REQUIRED TASK> Every entry should be repeated exactly. Omit the pictures.

Items from a data source
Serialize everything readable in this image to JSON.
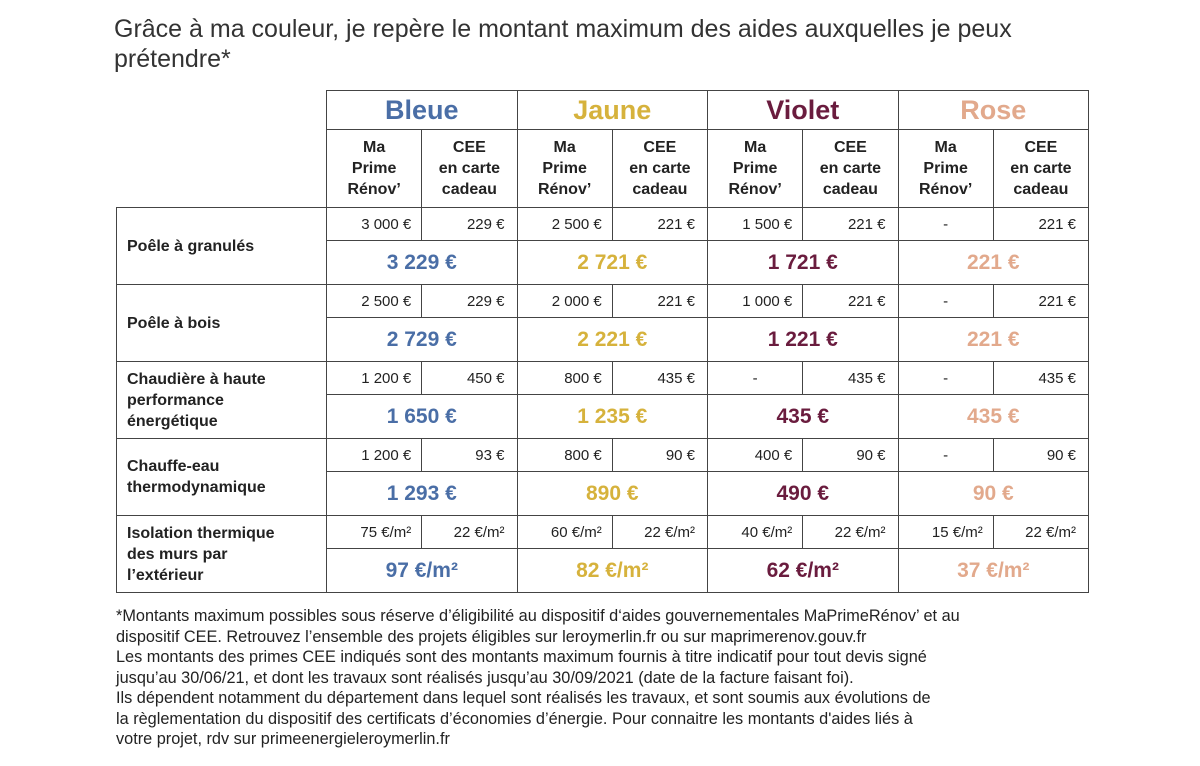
{
  "header": {
    "title": [
      "Grâce à ma couleur, je repère le montant maximum des aides auxquelles je peux",
      "prétendre*"
    ]
  },
  "table": {
    "groups": [
      {
        "name": "Bleue",
        "color": "#4a6ea6"
      },
      {
        "name": "Jaune",
        "color": "#d6b23c"
      },
      {
        "name": "Violet",
        "color": "#6a1c3e"
      },
      {
        "name": "Rose",
        "color": "#e2a98c"
      }
    ],
    "subheaders": [
      "Ma\nPrime\nRénov’",
      "CEE\nen carte\ncadeau"
    ],
    "rows": [
      {
        "label": "Poêle à granulés",
        "cells": [
          [
            "3 000 €",
            "229 €"
          ],
          [
            "2 500 €",
            "221 €"
          ],
          [
            "1 500 €",
            "221 €"
          ],
          [
            "-",
            "221 €"
          ]
        ],
        "totals": [
          "3 229 €",
          "2 721 €",
          "1 721 €",
          "221 €"
        ]
      },
      {
        "label": "Poêle à bois",
        "cells": [
          [
            "2 500 €",
            "229 €"
          ],
          [
            "2 000 €",
            "221 €"
          ],
          [
            "1 000 €",
            "221 €"
          ],
          [
            "-",
            "221 €"
          ]
        ],
        "totals": [
          "2 729 €",
          "2 221 €",
          "1 221 €",
          "221 €"
        ]
      },
      {
        "label": "Chaudière à haute\nperformance\nénergétique",
        "cells": [
          [
            "1 200 €",
            "450 €"
          ],
          [
            "800 €",
            "435 €"
          ],
          [
            "-",
            "435 €"
          ],
          [
            "-",
            "435 €"
          ]
        ],
        "totals": [
          "1 650 €",
          "1 235 €",
          "435 €",
          "435 €"
        ]
      },
      {
        "label": "Chauffe-eau\nthermodynamique",
        "cells": [
          [
            "1 200 €",
            "93 €"
          ],
          [
            "800 €",
            "90 €"
          ],
          [
            "400 €",
            "90 €"
          ],
          [
            "-",
            "90 €"
          ]
        ],
        "totals": [
          "1 293 €",
          "890 €",
          "490 €",
          "90 €"
        ]
      },
      {
        "label": "Isolation thermique\ndes murs par\nl’extérieur",
        "cells": [
          [
            "75 €/m²",
            "22 €/m²"
          ],
          [
            "60 €/m²",
            "22 €/m²"
          ],
          [
            "40 €/m²",
            "22 €/m²"
          ],
          [
            "15 €/m²",
            "22 €/m²"
          ]
        ],
        "totals": [
          "97 €/m²",
          "82 €/m²",
          "62 €/m²",
          "37 €/m²"
        ]
      }
    ]
  },
  "footnote": [
    "*Montants maximum possibles sous réserve d’éligibilité au dispositif d‘aides gouvernementales MaPrimeRénov’ et au",
    "dispositif CEE. Retrouvez l’ensemble des projets éligibles sur leroymerlin.fr ou sur maprimerenov.gouv.fr",
    "Les montants des primes CEE indiqués sont des montants maximum fournis à titre indicatif pour tout devis signé",
    "jusqu’au 30/06/21, et dont les travaux sont réalisés jusqu’au 30/09/2021 (date de la facture faisant foi).",
    "Ils dépendent notamment du département dans lequel sont réalisés les travaux, et sont soumis aux évolutions de",
    "la règlementation du dispositif des certificats d’économies d’énergie. Pour connaitre les montants d'aides liés à",
    "votre projet, rdv sur primeenergieleroymerlin.fr"
  ]
}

EXPECTED ANSWER>
Serialize everything readable in this image to JSON.
{
  "header": {
    "title": [
      "Grâce à ma couleur, je repère le montant maximum des aides auxquelles je peux",
      "prétendre*"
    ]
  },
  "table": {
    "groups": [
      {
        "name": "Bleue",
        "color": "#4a6ea6"
      },
      {
        "name": "Jaune",
        "color": "#d6b23c"
      },
      {
        "name": "Violet",
        "color": "#6a1c3e"
      },
      {
        "name": "Rose",
        "color": "#e2a98c"
      }
    ],
    "subheaders": [
      "Ma\nPrime\nRénov’",
      "CEE\nen carte\ncadeau"
    ],
    "rows": [
      {
        "label": "Poêle à granulés",
        "cells": [
          [
            "3 000 €",
            "229 €"
          ],
          [
            "2 500 €",
            "221 €"
          ],
          [
            "1 500 €",
            "221 €"
          ],
          [
            "-",
            "221 €"
          ]
        ],
        "totals": [
          "3 229 €",
          "2 721 €",
          "1 721 €",
          "221 €"
        ]
      },
      {
        "label": "Poêle à bois",
        "cells": [
          [
            "2 500 €",
            "229 €"
          ],
          [
            "2 000 €",
            "221 €"
          ],
          [
            "1 000 €",
            "221 €"
          ],
          [
            "-",
            "221 €"
          ]
        ],
        "totals": [
          "2 729 €",
          "2 221 €",
          "1 221 €",
          "221 €"
        ]
      },
      {
        "label": "Chaudière à haute\nperformance\nénergétique",
        "cells": [
          [
            "1 200 €",
            "450 €"
          ],
          [
            "800 €",
            "435 €"
          ],
          [
            "-",
            "435 €"
          ],
          [
            "-",
            "435 €"
          ]
        ],
        "totals": [
          "1 650 €",
          "1 235 €",
          "435 €",
          "435 €"
        ]
      },
      {
        "label": "Chauffe-eau\nthermodynamique",
        "cells": [
          [
            "1 200 €",
            "93 €"
          ],
          [
            "800 €",
            "90 €"
          ],
          [
            "400 €",
            "90 €"
          ],
          [
            "-",
            "90 €"
          ]
        ],
        "totals": [
          "1 293 €",
          "890 €",
          "490 €",
          "90 €"
        ]
      },
      {
        "label": "Isolation thermique\ndes murs par\nl’extérieur",
        "cells": [
          [
            "75 €/m²",
            "22 €/m²"
          ],
          [
            "60 €/m²",
            "22 €/m²"
          ],
          [
            "40 €/m²",
            "22 €/m²"
          ],
          [
            "15 €/m²",
            "22 €/m²"
          ]
        ],
        "totals": [
          "97 €/m²",
          "82 €/m²",
          "62 €/m²",
          "37 €/m²"
        ]
      }
    ]
  },
  "footnote": [
    "*Montants maximum possibles sous réserve d’éligibilité au dispositif d‘aides gouvernementales MaPrimeRénov’ et au",
    "dispositif CEE. Retrouvez l’ensemble des projets éligibles sur leroymerlin.fr ou sur maprimerenov.gouv.fr",
    "Les montants des primes CEE indiqués sont des montants maximum fournis à titre indicatif pour tout devis signé",
    "jusqu’au 30/06/21, et dont les travaux sont réalisés jusqu’au 30/09/2021 (date de la facture faisant foi).",
    "Ils dépendent notamment du département dans lequel sont réalisés les travaux, et sont soumis aux évolutions de",
    "la règlementation du dispositif des certificats d’économies d’énergie. Pour connaitre les montants d'aides liés à",
    "votre projet, rdv sur primeenergieleroymerlin.fr"
  ]
}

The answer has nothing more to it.